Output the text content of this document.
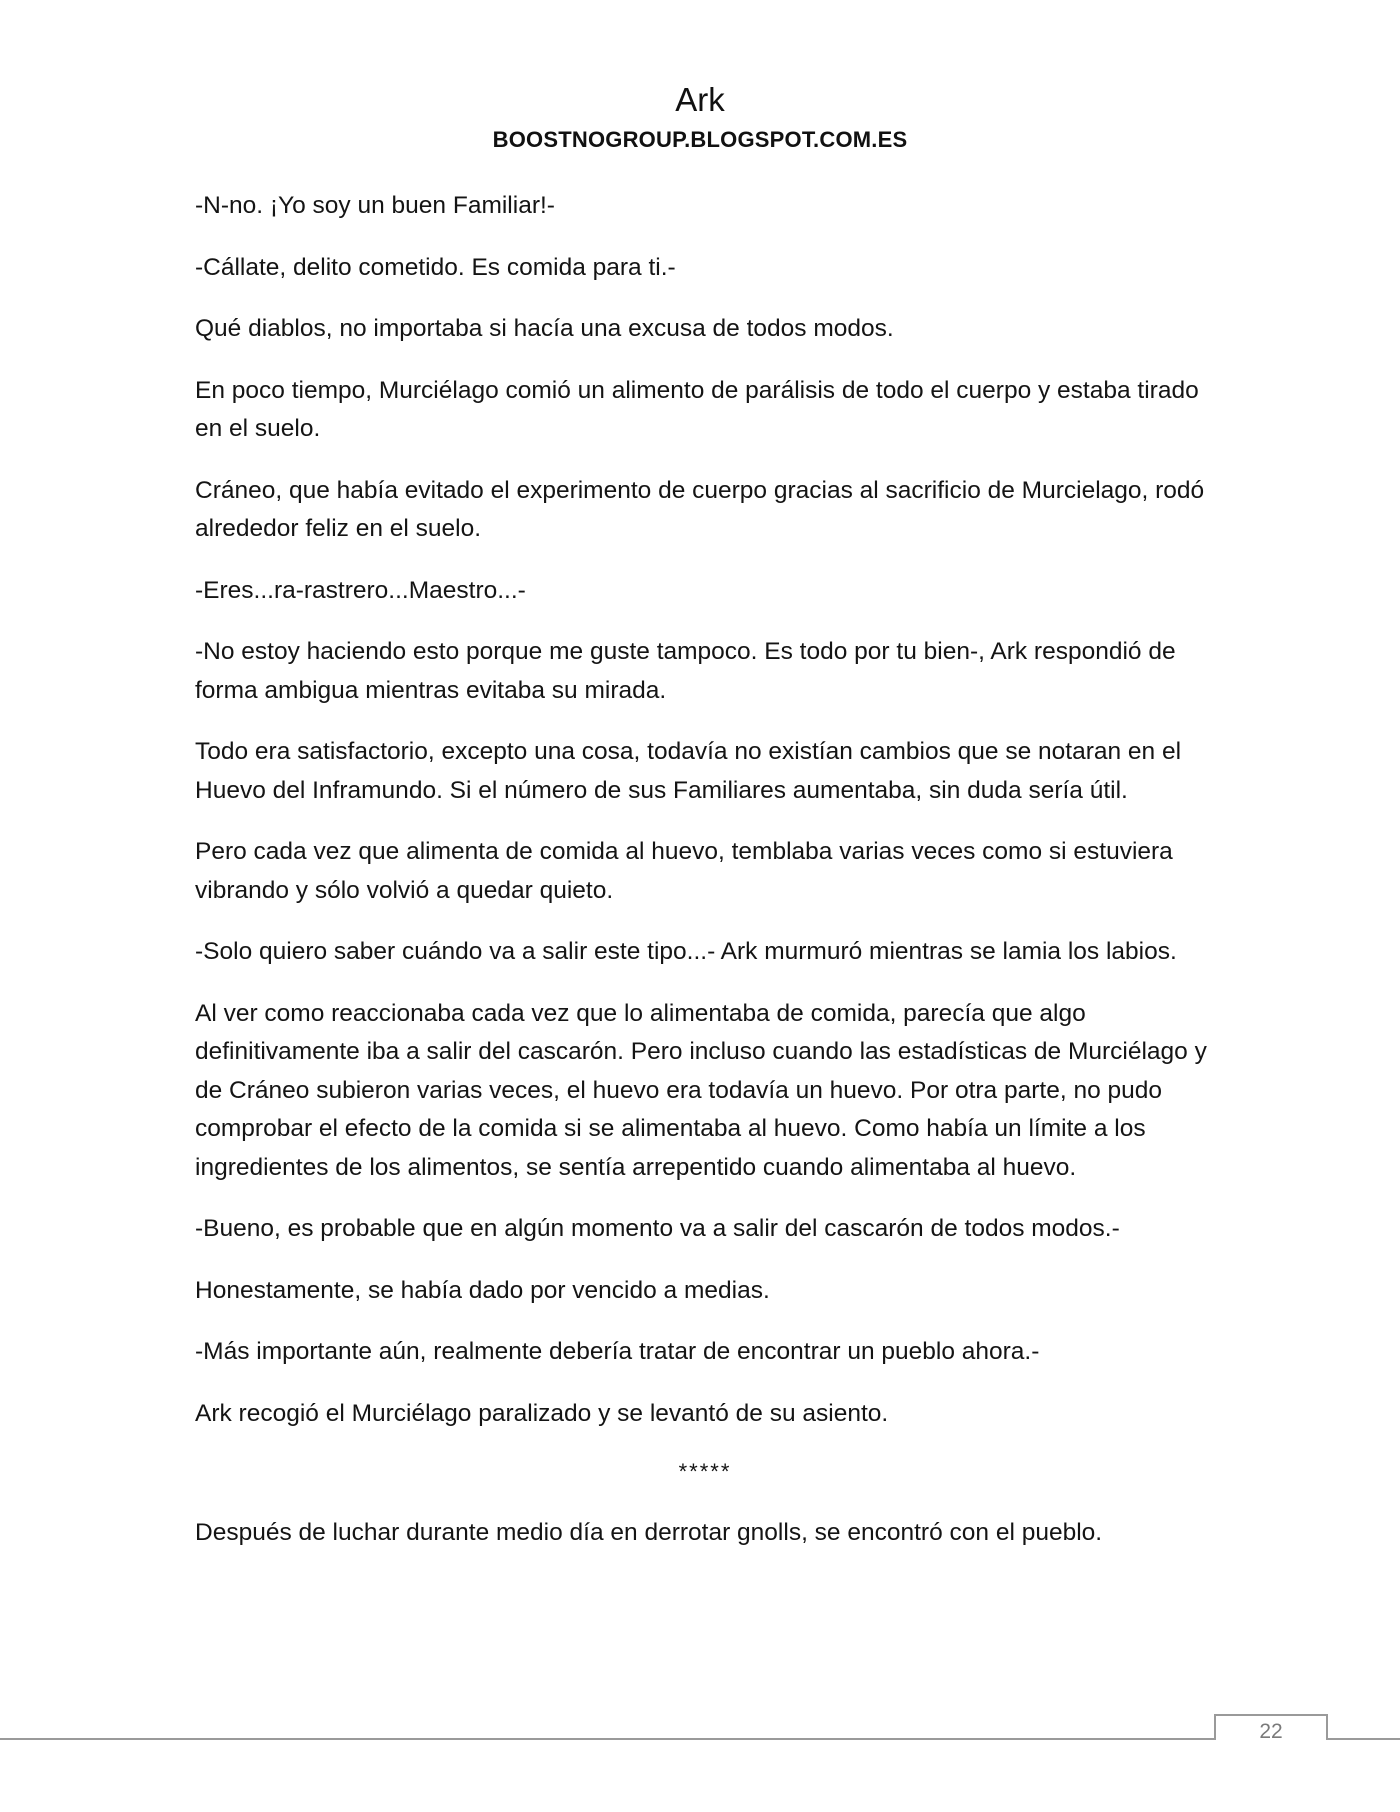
Ark
BOOSTNOGROUP.BLOGSPOT.COM.ES

-N-no. ¡Yo soy un buen Familiar!-

-Cállate, delito cometido. Es comida para ti.-

Qué diablos, no importaba si hacía una excusa de todos modos.

En poco tiempo, Murciélago comió un alimento de parálisis de todo el cuerpo y estaba tirado en el suelo.

Cráneo, que había evitado el experimento de cuerpo gracias al sacrificio de Murcielago, rodó alrededor feliz en el suelo.

-Eres...ra-rastrero...Maestro...-

-No estoy haciendo esto porque me guste tampoco. Es todo por tu bien-, Ark respondió de forma ambigua mientras evitaba su mirada.

Todo era satisfactorio, excepto una cosa, todavía no existían cambios que se notaran en el Huevo del Inframundo. Si el número de sus Familiares aumentaba, sin duda sería útil.

Pero cada vez que alimenta de comida al huevo, temblaba varias veces como si estuviera vibrando y sólo volvió a quedar quieto.

-Solo quiero saber cuándo va a salir este tipo...- Ark murmuró mientras se lamia los labios.

Al ver como reaccionaba cada vez que lo alimentaba de comida, parecía que algo definitivamente iba a salir del cascarón. Pero incluso cuando las estadísticas de Murciélago y de Cráneo subieron varias veces, el huevo era todavía un huevo. Por otra parte, no pudo comprobar el efecto de la comida si se alimentaba al huevo. Como había un límite a los ingredientes de los alimentos, se sentía arrepentido cuando alimentaba al huevo.

-Bueno, es probable que en algún momento va a salir del cascarón de todos modos.-

Honestamente, se había dado por vencido a medias.

-Más importante aún, realmente debería tratar de encontrar un pueblo ahora.-

Ark recogió el Murciélago paralizado y se levantó de su asiento.

*****

Después de luchar durante medio día en derrotar gnolls, se encontró con el pueblo.

22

Task goal: Write the lines above out again exactly, without any of their pictures.

Correct result:
Output the text content of this document.
Ark
BOOSTNOGROUP.BLOGSPOT.COM.ES

-N-no. ¡Yo soy un buen Familiar!-

-Cállate, delito cometido. Es comida para ti.-

Qué diablos, no importaba si hacía una excusa de todos modos.

En poco tiempo, Murciélago comió un alimento de parálisis de todo el cuerpo y estaba tirado en el suelo.

Cráneo, que había evitado el experimento de cuerpo gracias al sacrificio de Murcielago, rodó alrededor feliz en el suelo.

-Eres...ra-rastrero...Maestro...-

-No estoy haciendo esto porque me guste tampoco. Es todo por tu bien-, Ark respondió de forma ambigua mientras evitaba su mirada.

Todo era satisfactorio, excepto una cosa, todavía no existían cambios que se notaran en el Huevo del Inframundo. Si el número de sus Familiares aumentaba, sin duda sería útil.

Pero cada vez que alimenta de comida al huevo, temblaba varias veces como si estuviera vibrando y sólo volvió a quedar quieto.

-Solo quiero saber cuándo va a salir este tipo...- Ark murmuró mientras se lamia los labios.

Al ver como reaccionaba cada vez que lo alimentaba de comida, parecía que algo definitivamente iba a salir del cascarón. Pero incluso cuando las estadísticas de Murciélago y de Cráneo subieron varias veces, el huevo era todavía un huevo. Por otra parte, no pudo comprobar el efecto de la comida si se alimentaba al huevo. Como había un límite a los ingredientes de los alimentos, se sentía arrepentido cuando alimentaba al huevo.

-Bueno, es probable que en algún momento va a salir del cascarón de todos modos.-

Honestamente, se había dado por vencido a medias.

-Más importante aún, realmente debería tratar de encontrar un pueblo ahora.-

Ark recogió el Murciélago paralizado y se levantó de su asiento.

*****

Después de luchar durante medio día en derrotar gnolls, se encontró con el pueblo.

22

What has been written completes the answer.